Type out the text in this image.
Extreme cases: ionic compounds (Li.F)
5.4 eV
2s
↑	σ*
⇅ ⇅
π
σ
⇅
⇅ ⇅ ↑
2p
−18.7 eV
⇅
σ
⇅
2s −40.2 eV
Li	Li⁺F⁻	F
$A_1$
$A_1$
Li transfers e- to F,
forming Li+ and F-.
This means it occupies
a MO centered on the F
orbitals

■ ■ ■

GOAL OF THE EXERCISE> Copy out each record from above, exactly.

PROBLEM SOLUTION>
Type out the text in this image.
Extreme cases: ionic compounds (Li.F)
5.4 eV
2s
↑	σ*
⇅ ⇅
π
σ
⇅
⇅ ⇅ ↑
2p
−18.7 eV
⇅
σ
⇅
2s −40.2 eV
Li	Li⁺F⁻	F
$A_1$
$A_1$
Li transfers e- to F,
forming Li+ and F-.
This means it occupies
a MO centered on the F
orbitals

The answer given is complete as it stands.